START RECORD EXCERPTS
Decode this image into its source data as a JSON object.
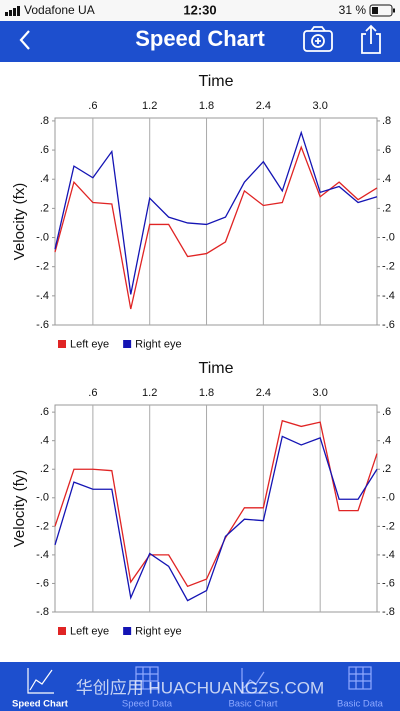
{
  "status_bar": {
    "carrier": "Vodafone UA",
    "time": "12:30",
    "battery": "31 %"
  },
  "nav": {
    "title": "Speed Chart"
  },
  "chart_data": [
    {
      "type": "line",
      "title": "Time",
      "y_label": "Velocity (fx)",
      "x": [
        0.2,
        0.4,
        0.6,
        0.8,
        1.0,
        1.2,
        1.4,
        1.6,
        1.8,
        2.0,
        2.2,
        2.4,
        2.6,
        2.8,
        3.0,
        3.2,
        3.4,
        3.6
      ],
      "series": [
        {
          "name": "Left eye",
          "color": "#e02424",
          "values": [
            -0.1,
            0.38,
            0.24,
            0.23,
            -0.49,
            0.09,
            0.09,
            -0.13,
            -0.11,
            -0.03,
            0.32,
            0.22,
            0.24,
            0.62,
            0.28,
            0.38,
            0.26,
            0.34
          ]
        },
        {
          "name": "Right eye",
          "color": "#1414b4",
          "values": [
            -0.08,
            0.49,
            0.41,
            0.59,
            -0.39,
            0.27,
            0.14,
            0.1,
            0.09,
            0.14,
            0.38,
            0.52,
            0.32,
            0.72,
            0.31,
            0.35,
            0.24,
            0.28
          ]
        }
      ],
      "xlim": [
        0.2,
        3.6
      ],
      "ylim": [
        -0.6,
        0.82
      ],
      "xticks": [
        {
          "value": 0.6,
          "label": ".6"
        },
        1.2,
        1.8,
        2.4,
        {
          "value": 3.0,
          "label": "3.0"
        }
      ],
      "yticks": [
        {
          "value": 0.8,
          "label": ".8"
        },
        {
          "value": 0.6,
          "label": ".6"
        },
        {
          "value": 0.4,
          "label": ".4"
        },
        {
          "value": 0.2,
          "label": ".2"
        },
        {
          "value": 0,
          "label": "-.0"
        },
        {
          "value": -0.2,
          "label": "-.2"
        },
        {
          "value": -0.4,
          "label": "-.4"
        },
        {
          "value": -0.6,
          "label": "-.6"
        }
      ],
      "grid": "x"
    },
    {
      "type": "line",
      "title": "Time",
      "y_label": "Velocity (fy)",
      "x": [
        0.2,
        0.4,
        0.6,
        0.8,
        1.0,
        1.2,
        1.4,
        1.6,
        1.8,
        2.0,
        2.2,
        2.4,
        2.6,
        2.8,
        3.0,
        3.2,
        3.4,
        3.6
      ],
      "series": [
        {
          "name": "Left eye",
          "color": "#e02424",
          "values": [
            -0.2,
            0.2,
            0.2,
            0.19,
            -0.59,
            -0.4,
            -0.4,
            -0.62,
            -0.57,
            -0.28,
            -0.07,
            -0.07,
            0.54,
            0.5,
            0.53,
            -0.09,
            -0.09,
            0.31
          ]
        },
        {
          "name": "Right eye",
          "color": "#1414b4",
          "values": [
            -0.33,
            0.11,
            0.06,
            0.06,
            -0.7,
            -0.39,
            -0.48,
            -0.72,
            -0.65,
            -0.27,
            -0.15,
            -0.16,
            0.43,
            0.37,
            0.42,
            -0.01,
            -0.01,
            0.2
          ]
        }
      ],
      "xlim": [
        0.2,
        3.6
      ],
      "ylim": [
        -0.8,
        0.65
      ],
      "xticks": [
        {
          "value": 0.6,
          "label": ".6"
        },
        1.2,
        1.8,
        2.4,
        {
          "value": 3.0,
          "label": "3.0"
        }
      ],
      "yticks": [
        {
          "value": 0.6,
          "label": ".6"
        },
        {
          "value": 0.4,
          "label": ".4"
        },
        {
          "value": 0.2,
          "label": ".2"
        },
        {
          "value": 0,
          "label": "-.0"
        },
        {
          "value": -0.2,
          "label": "-.2"
        },
        {
          "value": -0.4,
          "label": "-.4"
        },
        {
          "value": -0.6,
          "label": "-.6"
        },
        {
          "value": -0.8,
          "label": "-.8"
        }
      ],
      "grid": "x"
    }
  ],
  "tabs": [
    "Speed Chart",
    "Speed Data",
    "Basic Chart",
    "Basic Data"
  ],
  "watermark": "华创应用 HUACHUANGZS.COM"
}
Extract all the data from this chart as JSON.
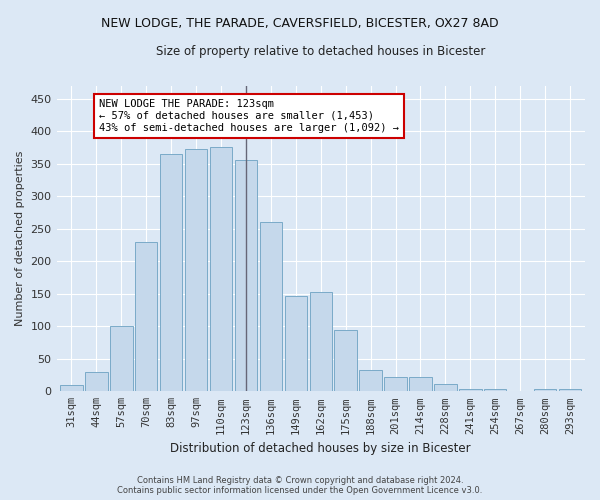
{
  "title": "NEW LODGE, THE PARADE, CAVERSFIELD, BICESTER, OX27 8AD",
  "subtitle": "Size of property relative to detached houses in Bicester",
  "xlabel": "Distribution of detached houses by size in Bicester",
  "ylabel": "Number of detached properties",
  "categories": [
    "31sqm",
    "44sqm",
    "57sqm",
    "70sqm",
    "83sqm",
    "97sqm",
    "110sqm",
    "123sqm",
    "136sqm",
    "149sqm",
    "162sqm",
    "175sqm",
    "188sqm",
    "201sqm",
    "214sqm",
    "228sqm",
    "241sqm",
    "254sqm",
    "267sqm",
    "280sqm",
    "293sqm"
  ],
  "values": [
    10,
    30,
    100,
    230,
    365,
    372,
    375,
    355,
    260,
    147,
    153,
    95,
    32,
    22,
    22,
    11,
    4,
    4,
    1,
    3,
    3
  ],
  "bar_color": "#c5d8eb",
  "bar_edge_color": "#7aaac8",
  "highlight_bar_index": 7,
  "vline_color": "#666677",
  "annotation_line1": "NEW LODGE THE PARADE: 123sqm",
  "annotation_line2": "← 57% of detached houses are smaller (1,453)",
  "annotation_line3": "43% of semi-detached houses are larger (1,092) →",
  "annotation_box_color": "#ffffff",
  "annotation_box_edgecolor": "#cc0000",
  "footnote": "Contains HM Land Registry data © Crown copyright and database right 2024.\nContains public sector information licensed under the Open Government Licence v3.0.",
  "ylim": [
    0,
    470
  ],
  "yticks": [
    0,
    50,
    100,
    150,
    200,
    250,
    300,
    350,
    400,
    450
  ],
  "background_color": "#dce8f5",
  "plot_background": "#dce8f5",
  "grid_color": "#ffffff",
  "title_fontsize": 9,
  "subtitle_fontsize": 8.5,
  "ylabel_fontsize": 8,
  "xlabel_fontsize": 8.5,
  "tick_fontsize": 7.5,
  "annot_fontsize": 7.5
}
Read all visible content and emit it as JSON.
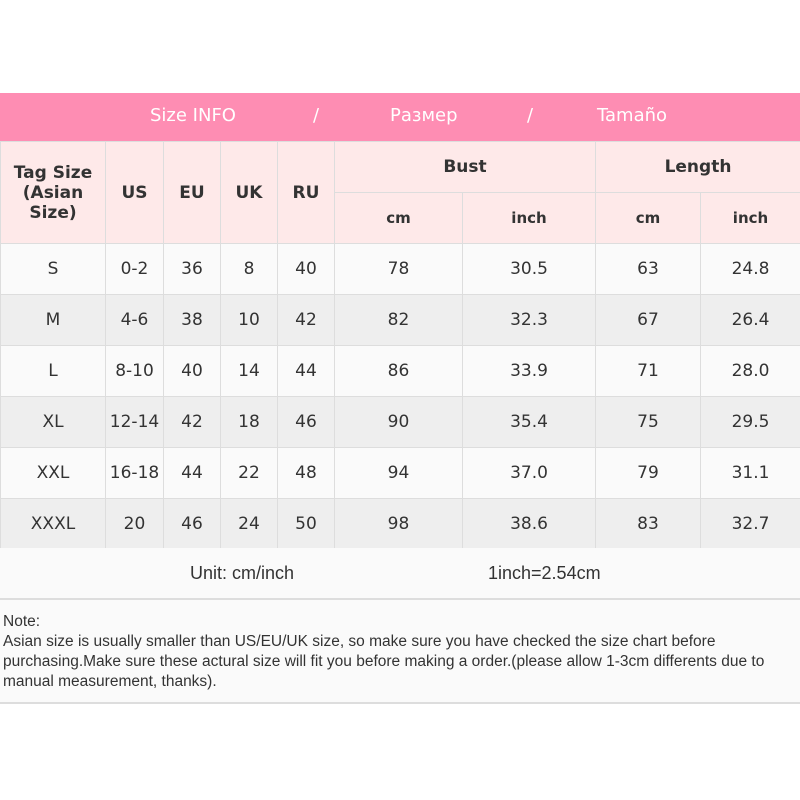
{
  "banner": {
    "parts": [
      "Size INFO",
      "/",
      "Размер",
      "/",
      "Tamaño"
    ]
  },
  "colors": {
    "banner": "#fe8db3",
    "header_bg": "#fee9e9"
  },
  "table": {
    "headers": {
      "tag": "Tag Size (Asian Size)",
      "us": "US",
      "eu": "EU",
      "uk": "UK",
      "ru": "RU",
      "bust": "Bust",
      "length": "Length",
      "cm": "cm",
      "inch": "inch"
    },
    "rows": [
      [
        "S",
        "0-2",
        "36",
        "8",
        "40",
        "78",
        "30.5",
        "63",
        "24.8"
      ],
      [
        "M",
        "4-6",
        "38",
        "10",
        "42",
        "82",
        "32.3",
        "67",
        "26.4"
      ],
      [
        "L",
        "8-10",
        "40",
        "14",
        "44",
        "86",
        "33.9",
        "71",
        "28.0"
      ],
      [
        "XL",
        "12-14",
        "42",
        "18",
        "46",
        "90",
        "35.4",
        "75",
        "29.5"
      ],
      [
        "XXL",
        "16-18",
        "44",
        "22",
        "48",
        "94",
        "37.0",
        "79",
        "31.1"
      ],
      [
        "XXXL",
        "20",
        "46",
        "24",
        "50",
        "98",
        "38.6",
        "83",
        "32.7"
      ]
    ]
  },
  "unit": {
    "label": "Unit: cm/inch",
    "conversion": "1inch=2.54cm"
  },
  "note": {
    "title": "Note:",
    "text": "Asian size is usually smaller than US/EU/UK size, so make sure you have checked the size chart before purchasing.Make sure these actural size will fit you before making a order.(please allow 1-3cm differents due to manual measurement, thanks)."
  }
}
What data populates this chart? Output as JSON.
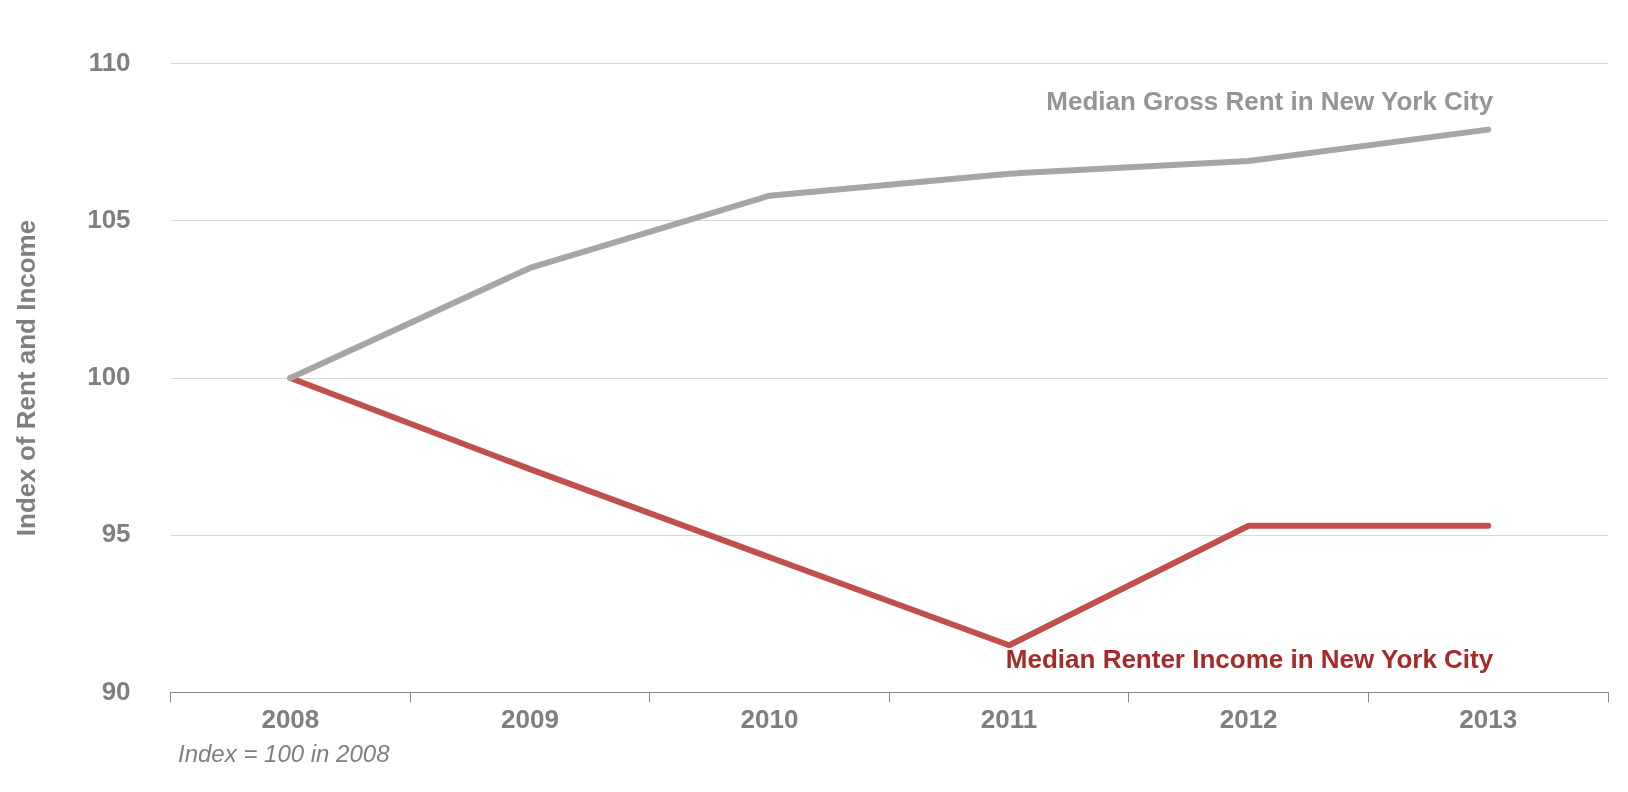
{
  "chart_data": {
    "type": "line",
    "ylabel": "Index of Rent and Income",
    "categories": [
      "2008",
      "2009",
      "2010",
      "2011",
      "2012",
      "2013"
    ],
    "series": [
      {
        "name": "Median Gross Rent in New York City",
        "color": "#a6a6a6",
        "values": [
          100,
          103.5,
          105.8,
          106.5,
          106.9,
          107.9
        ]
      },
      {
        "name": "Median Renter Income in New York City",
        "color": "#c0504d",
        "values": [
          100,
          97.1,
          94.3,
          91.5,
          95.3,
          95.3
        ]
      }
    ],
    "ylim": [
      90,
      110
    ],
    "yticks": [
      90,
      95,
      100,
      105,
      110
    ],
    "grid": "y",
    "legend": false,
    "marker": "none",
    "line_style": "solid",
    "annotations": [
      "Index = 100 in 2008"
    ]
  }
}
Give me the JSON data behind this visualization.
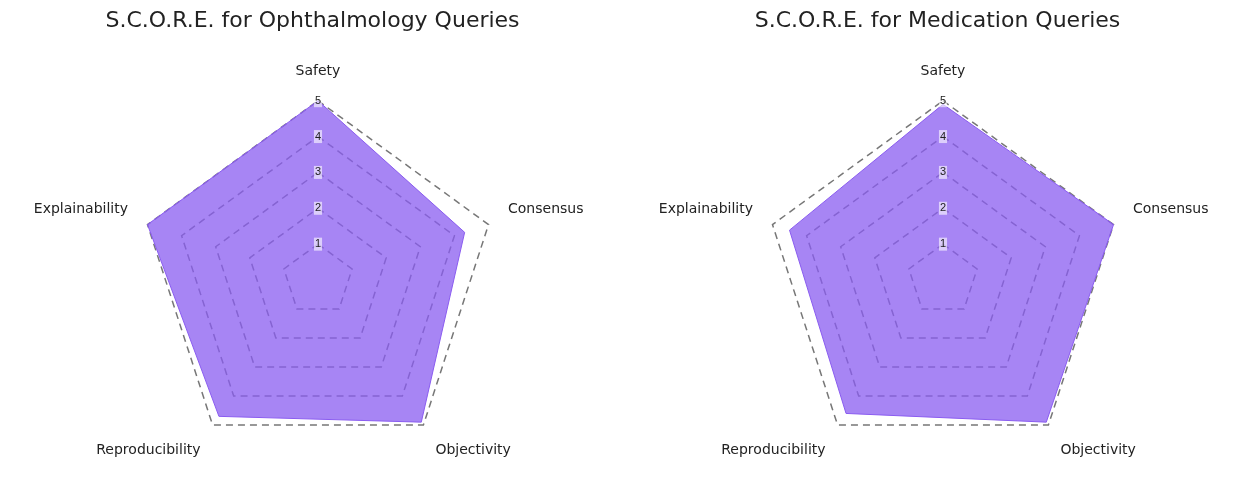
END RECORD EXCERPTS
— EXERCISE DIRECTIONS —
Within the data above, pick out all lines holding the word "York".

— CORRECT ANSWER —
        "name": "Median Gross Rent in New York City",
        "name": "Median Renter Income in New York City",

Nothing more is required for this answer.